DATASET RECORDS
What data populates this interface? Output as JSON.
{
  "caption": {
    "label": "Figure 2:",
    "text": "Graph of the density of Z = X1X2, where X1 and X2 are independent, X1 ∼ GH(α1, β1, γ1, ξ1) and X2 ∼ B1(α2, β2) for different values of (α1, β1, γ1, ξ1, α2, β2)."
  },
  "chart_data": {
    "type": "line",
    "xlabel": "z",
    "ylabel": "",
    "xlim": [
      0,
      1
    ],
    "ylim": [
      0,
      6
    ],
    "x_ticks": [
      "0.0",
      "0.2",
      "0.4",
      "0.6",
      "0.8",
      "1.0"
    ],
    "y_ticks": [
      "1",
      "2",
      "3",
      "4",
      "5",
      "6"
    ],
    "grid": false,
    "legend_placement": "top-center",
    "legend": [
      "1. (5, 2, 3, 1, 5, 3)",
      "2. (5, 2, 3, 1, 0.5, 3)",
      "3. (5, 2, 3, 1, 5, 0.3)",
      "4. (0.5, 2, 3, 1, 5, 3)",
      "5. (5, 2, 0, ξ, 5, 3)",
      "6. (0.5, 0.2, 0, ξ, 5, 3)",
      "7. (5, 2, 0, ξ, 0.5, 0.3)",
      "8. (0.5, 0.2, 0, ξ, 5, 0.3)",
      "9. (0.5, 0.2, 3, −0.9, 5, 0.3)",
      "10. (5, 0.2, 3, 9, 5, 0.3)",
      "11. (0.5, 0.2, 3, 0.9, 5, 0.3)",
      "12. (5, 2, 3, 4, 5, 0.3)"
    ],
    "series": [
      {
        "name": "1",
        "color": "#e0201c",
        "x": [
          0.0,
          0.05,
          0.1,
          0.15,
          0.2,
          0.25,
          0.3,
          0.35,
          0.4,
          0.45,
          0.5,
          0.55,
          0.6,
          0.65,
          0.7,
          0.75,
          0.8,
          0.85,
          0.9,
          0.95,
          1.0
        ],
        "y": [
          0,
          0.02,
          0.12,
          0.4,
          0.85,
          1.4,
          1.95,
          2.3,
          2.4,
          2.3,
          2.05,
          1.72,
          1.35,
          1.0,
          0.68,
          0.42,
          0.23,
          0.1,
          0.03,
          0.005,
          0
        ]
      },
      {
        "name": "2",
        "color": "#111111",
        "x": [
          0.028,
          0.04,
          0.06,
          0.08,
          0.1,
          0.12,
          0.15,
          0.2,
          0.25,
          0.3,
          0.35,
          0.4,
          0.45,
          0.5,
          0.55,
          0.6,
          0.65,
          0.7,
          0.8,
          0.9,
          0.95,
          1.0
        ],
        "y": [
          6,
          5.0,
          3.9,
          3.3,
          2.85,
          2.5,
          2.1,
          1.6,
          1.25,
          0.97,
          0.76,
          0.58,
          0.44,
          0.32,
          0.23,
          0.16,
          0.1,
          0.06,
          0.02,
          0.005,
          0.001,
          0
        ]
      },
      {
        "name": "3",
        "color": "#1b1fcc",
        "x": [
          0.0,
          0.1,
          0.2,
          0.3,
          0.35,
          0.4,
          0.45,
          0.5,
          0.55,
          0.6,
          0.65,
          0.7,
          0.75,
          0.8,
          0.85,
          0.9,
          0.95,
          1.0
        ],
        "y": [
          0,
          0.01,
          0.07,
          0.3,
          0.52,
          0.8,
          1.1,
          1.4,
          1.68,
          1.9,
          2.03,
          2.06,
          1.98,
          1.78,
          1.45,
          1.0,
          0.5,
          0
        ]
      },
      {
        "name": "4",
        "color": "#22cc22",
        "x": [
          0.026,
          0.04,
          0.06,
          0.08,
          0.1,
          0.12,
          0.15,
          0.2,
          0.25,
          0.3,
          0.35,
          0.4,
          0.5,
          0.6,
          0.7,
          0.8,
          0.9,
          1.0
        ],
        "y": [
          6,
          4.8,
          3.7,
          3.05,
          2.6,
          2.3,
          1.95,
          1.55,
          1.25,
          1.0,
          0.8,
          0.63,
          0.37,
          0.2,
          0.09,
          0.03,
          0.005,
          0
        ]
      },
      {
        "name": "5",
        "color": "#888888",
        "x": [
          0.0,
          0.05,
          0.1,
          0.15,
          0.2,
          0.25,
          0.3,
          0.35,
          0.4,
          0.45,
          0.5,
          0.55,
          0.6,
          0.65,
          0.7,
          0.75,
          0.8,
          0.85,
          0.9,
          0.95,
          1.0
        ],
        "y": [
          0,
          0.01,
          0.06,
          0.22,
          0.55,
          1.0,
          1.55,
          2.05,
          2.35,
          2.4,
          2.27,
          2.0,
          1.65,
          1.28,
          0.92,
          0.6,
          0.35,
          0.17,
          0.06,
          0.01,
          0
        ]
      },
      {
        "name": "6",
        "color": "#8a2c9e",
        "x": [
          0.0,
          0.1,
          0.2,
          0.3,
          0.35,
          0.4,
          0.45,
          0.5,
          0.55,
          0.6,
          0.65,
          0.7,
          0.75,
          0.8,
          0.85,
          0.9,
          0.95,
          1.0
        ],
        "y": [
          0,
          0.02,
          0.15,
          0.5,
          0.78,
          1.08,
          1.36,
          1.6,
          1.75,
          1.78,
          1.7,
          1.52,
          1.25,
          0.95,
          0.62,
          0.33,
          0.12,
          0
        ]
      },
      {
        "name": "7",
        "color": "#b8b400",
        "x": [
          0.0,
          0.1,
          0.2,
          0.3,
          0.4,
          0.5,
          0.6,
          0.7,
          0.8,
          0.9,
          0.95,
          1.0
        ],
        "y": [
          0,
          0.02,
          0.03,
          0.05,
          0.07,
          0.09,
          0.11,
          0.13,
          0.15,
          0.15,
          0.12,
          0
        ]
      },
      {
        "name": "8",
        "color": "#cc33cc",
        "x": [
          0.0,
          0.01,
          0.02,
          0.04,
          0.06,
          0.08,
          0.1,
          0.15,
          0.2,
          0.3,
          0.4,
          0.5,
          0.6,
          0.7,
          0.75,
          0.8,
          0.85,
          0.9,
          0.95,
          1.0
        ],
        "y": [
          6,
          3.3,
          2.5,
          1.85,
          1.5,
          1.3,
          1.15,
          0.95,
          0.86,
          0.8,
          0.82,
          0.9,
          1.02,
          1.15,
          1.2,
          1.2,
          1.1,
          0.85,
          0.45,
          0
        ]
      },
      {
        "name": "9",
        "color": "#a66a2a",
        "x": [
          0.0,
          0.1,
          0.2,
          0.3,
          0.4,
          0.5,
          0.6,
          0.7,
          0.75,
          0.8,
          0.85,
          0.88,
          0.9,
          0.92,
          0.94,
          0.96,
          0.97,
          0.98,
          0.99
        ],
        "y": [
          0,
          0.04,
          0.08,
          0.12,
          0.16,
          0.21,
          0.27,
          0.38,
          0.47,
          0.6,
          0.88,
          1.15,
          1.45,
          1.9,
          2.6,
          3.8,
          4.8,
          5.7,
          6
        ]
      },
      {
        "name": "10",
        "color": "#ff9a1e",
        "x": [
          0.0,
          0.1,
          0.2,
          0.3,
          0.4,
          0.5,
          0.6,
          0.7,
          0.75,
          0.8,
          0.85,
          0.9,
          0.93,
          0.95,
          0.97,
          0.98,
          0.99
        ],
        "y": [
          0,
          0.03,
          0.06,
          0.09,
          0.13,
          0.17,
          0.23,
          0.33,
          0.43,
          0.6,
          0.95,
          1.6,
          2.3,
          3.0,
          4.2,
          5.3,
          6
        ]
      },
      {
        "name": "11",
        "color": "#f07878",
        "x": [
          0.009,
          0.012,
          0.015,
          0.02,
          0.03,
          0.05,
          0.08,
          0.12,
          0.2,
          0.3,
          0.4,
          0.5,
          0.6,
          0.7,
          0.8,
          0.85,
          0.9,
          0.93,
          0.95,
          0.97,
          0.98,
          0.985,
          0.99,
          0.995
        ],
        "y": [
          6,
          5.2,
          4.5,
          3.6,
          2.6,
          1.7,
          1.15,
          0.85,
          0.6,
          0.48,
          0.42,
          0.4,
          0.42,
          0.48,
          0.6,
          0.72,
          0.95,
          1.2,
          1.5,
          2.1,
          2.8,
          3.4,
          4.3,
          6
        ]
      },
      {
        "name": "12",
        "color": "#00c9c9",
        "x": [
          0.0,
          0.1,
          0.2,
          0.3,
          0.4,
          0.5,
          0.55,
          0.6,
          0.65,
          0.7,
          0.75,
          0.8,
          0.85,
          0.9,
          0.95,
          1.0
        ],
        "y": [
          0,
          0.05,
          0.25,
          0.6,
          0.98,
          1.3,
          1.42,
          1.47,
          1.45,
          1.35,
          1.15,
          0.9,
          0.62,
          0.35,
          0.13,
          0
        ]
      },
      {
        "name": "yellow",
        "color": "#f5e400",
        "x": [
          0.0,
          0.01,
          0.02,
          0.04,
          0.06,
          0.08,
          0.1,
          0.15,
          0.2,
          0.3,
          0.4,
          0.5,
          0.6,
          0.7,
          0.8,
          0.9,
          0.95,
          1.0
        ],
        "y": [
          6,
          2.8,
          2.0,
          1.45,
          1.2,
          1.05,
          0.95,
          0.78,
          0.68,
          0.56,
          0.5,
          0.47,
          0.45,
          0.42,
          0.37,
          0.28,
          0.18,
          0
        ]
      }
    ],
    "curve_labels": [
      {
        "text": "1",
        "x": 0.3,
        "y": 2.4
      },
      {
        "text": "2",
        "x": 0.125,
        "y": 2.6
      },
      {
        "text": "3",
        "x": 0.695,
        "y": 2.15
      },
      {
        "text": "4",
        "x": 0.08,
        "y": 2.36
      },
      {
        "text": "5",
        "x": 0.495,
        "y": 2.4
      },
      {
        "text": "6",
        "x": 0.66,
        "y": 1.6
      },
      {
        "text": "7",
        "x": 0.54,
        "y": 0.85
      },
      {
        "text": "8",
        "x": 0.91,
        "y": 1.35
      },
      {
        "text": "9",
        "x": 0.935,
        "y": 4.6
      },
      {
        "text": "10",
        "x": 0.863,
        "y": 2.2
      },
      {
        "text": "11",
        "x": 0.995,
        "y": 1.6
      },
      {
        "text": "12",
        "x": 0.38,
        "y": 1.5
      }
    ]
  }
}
==
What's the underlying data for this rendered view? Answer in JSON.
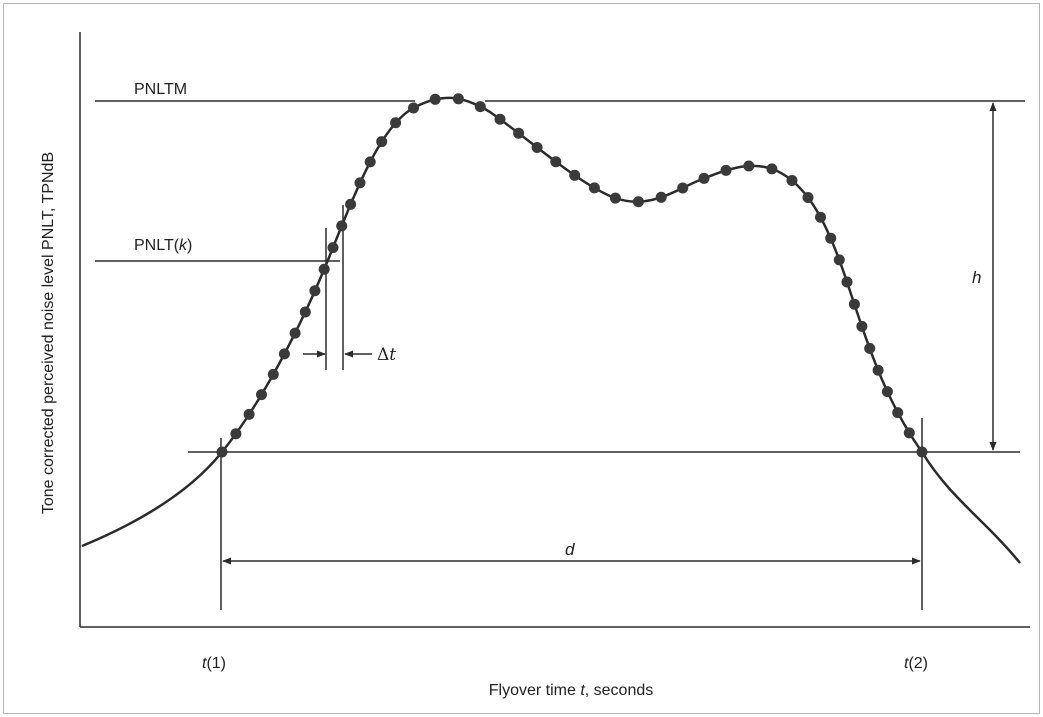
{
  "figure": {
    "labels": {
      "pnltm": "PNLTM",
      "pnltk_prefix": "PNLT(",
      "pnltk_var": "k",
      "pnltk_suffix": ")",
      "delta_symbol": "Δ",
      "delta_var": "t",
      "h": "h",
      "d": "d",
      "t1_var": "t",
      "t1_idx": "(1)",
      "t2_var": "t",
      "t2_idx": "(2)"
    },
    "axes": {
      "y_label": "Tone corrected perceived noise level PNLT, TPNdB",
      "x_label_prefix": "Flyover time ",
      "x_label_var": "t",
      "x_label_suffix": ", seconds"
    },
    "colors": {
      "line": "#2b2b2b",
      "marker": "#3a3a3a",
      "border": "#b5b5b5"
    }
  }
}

WORK REQUIRED
Lines holding the word "this" in the entries above are the ones to pull out. Copy them all.

OUTPUT OF THE EXERCISE
What data populates this interface? Output as JSON.
What's the underlying data for this rendered view? Answer in JSON.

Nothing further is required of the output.